=== COMPLETE THE FOLLOWING ===
#1 For the article about OR-7, decide whether each statement agrees with it: (a) OR-7 left its Imnaha pack in September. (b) The satellite ping came from Klamath County. (c) OR-7 is 3 years old. Answer yes or no for each and quote the deciding words.
#2 Write out the OR-7 article again, starting with "OR-7 makes history" and going on through "Wildlife Division spokeswoman.". Swap "noon" for "midday" each time it occurs.
#3 Summarize the article about OR-7 in two sentences.
:: PASSAGE SHOWN ::
OR-7 makes history by crossing into California
The gray wolf that has spent more than a month zigzagging throughout eastern Jackson County and western Klamath County has wandered into Northern California to become that state's first confirmed wolf in 87 years.
But whether he will take up residency or is visiting for the holidays remains to be seen.
The wolf, known as OR-7, has a satellite-transmitting device on his collar that registered a ping at noon Wednesday in Siskiyou County just a few miles from the Oregon border.
Oregon Department of Fish and Wildlife biologists received a download Thursday noting the location, and they informed their counterparts in California of the wolf's presence, said Michelle Dennehy, the ODFW's Wildlife Division spokeswoman.
The 2-year-old wolf has wandered more than 700 miles since it left its Imnaha pack near Enterprise in September during its "dispersal" journey seeking new habitat and perhaps a mate. The journey has played out to captivated readers and listeners on five continents, even as it stayed more than a month in a 100-square-mile area of Southern Oregon before its historic journey south.
:::
:: DATASET EXTRACT ::
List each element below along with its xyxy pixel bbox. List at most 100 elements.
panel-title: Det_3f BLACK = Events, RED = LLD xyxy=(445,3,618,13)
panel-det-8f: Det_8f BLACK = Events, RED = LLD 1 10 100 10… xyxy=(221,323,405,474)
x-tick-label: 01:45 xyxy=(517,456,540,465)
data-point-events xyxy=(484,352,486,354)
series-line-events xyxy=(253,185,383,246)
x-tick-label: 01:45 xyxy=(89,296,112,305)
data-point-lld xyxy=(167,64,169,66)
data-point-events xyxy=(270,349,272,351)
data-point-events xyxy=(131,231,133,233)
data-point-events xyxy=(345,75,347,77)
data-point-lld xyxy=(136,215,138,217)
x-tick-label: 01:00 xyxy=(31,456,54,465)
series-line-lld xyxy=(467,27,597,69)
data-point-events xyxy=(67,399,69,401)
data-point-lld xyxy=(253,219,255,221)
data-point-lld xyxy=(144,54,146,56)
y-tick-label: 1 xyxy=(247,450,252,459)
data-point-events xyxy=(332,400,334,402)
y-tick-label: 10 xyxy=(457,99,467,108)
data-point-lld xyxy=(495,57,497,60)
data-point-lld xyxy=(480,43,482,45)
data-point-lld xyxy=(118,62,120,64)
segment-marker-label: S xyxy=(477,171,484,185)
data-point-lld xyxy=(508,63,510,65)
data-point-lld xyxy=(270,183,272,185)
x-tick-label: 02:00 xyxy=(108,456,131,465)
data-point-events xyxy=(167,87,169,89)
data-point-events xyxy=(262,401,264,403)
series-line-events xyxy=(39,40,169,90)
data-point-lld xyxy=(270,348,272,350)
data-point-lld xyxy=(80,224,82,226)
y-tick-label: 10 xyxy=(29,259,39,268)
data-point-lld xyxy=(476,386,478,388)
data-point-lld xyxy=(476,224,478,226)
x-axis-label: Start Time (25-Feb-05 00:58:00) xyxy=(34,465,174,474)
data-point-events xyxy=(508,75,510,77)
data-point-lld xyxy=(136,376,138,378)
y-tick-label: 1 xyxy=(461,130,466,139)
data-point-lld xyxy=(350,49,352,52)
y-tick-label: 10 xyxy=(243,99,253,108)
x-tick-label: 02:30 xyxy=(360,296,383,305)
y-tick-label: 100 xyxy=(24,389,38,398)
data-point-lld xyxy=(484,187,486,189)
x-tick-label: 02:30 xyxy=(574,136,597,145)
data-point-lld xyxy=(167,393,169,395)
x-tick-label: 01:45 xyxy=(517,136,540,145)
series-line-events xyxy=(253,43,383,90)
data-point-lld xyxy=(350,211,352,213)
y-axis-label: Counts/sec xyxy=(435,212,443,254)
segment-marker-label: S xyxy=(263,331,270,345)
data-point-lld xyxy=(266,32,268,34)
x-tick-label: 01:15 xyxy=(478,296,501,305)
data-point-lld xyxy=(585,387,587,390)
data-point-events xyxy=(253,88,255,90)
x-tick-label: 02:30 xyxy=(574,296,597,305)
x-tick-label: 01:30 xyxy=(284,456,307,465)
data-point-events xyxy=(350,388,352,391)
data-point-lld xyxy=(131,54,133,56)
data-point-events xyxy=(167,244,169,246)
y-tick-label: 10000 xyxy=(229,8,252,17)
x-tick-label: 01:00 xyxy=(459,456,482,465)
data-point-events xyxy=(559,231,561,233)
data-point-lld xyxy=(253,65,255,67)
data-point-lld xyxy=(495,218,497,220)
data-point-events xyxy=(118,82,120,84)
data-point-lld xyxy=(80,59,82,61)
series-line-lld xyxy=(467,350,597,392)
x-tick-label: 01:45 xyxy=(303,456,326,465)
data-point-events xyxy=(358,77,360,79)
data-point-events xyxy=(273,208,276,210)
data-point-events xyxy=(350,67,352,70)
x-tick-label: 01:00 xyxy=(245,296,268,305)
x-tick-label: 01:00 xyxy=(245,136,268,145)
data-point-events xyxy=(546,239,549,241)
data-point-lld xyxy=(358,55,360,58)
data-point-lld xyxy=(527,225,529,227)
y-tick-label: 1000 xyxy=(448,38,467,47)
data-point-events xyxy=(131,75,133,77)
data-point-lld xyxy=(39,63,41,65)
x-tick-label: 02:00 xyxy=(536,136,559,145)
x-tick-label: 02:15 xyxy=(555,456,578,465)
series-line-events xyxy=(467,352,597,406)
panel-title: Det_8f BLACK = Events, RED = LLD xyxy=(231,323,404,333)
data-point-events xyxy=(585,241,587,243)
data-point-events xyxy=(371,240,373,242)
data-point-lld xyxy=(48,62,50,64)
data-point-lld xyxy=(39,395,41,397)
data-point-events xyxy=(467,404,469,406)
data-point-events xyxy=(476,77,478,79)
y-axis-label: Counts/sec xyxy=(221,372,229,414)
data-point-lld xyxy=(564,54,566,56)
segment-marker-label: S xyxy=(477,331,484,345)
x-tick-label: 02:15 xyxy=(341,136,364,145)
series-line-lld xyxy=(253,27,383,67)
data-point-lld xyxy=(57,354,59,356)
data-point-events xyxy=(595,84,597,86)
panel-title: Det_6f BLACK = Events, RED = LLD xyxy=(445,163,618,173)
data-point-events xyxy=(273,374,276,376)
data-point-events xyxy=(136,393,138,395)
:::
=== SET OF ANSWERS ===
#1
(a) Yes: "since it left its Imnaha pack near Enterprise in September"
(b) No: "registered a ping at noon Wednesday in Siskiyou County"
(c) No: "The 2-year-old wolf"

#2
OR-7 makes history by crossing into California
The gray wolf that has spent more than a month zigzagging throughout eastern Jackson County and western Klamath County has wandered into Northern California to become that state's first confirmed wolf in 87 years.
But whether he will take up residency or is visiting for the holidays remains to be seen.
The wolf, known as OR-7, has a satellite-transmitting device on his collar that registered a ping at midday Wednesday in Siskiyou County just a few miles from the Oregon border.
Oregon Department of Fish and Wildlife biologists received a download Thursday noting the location, and they informed their counterparts in California of the wolf's presence, said Michelle Dennehy, the ODFW's Wildlife Division spokeswoman.

#3 A gray wolf known as OR-7, which spent more than a month in eastern Jackson County and western Klamath County, has wandered into Northern California and become that state's first confirmed wolf in 87 years. The 2-year-old wolf has traveled more than 700 miles since leaving its Imnaha pack in September, and it remains to be seen whether he will stay.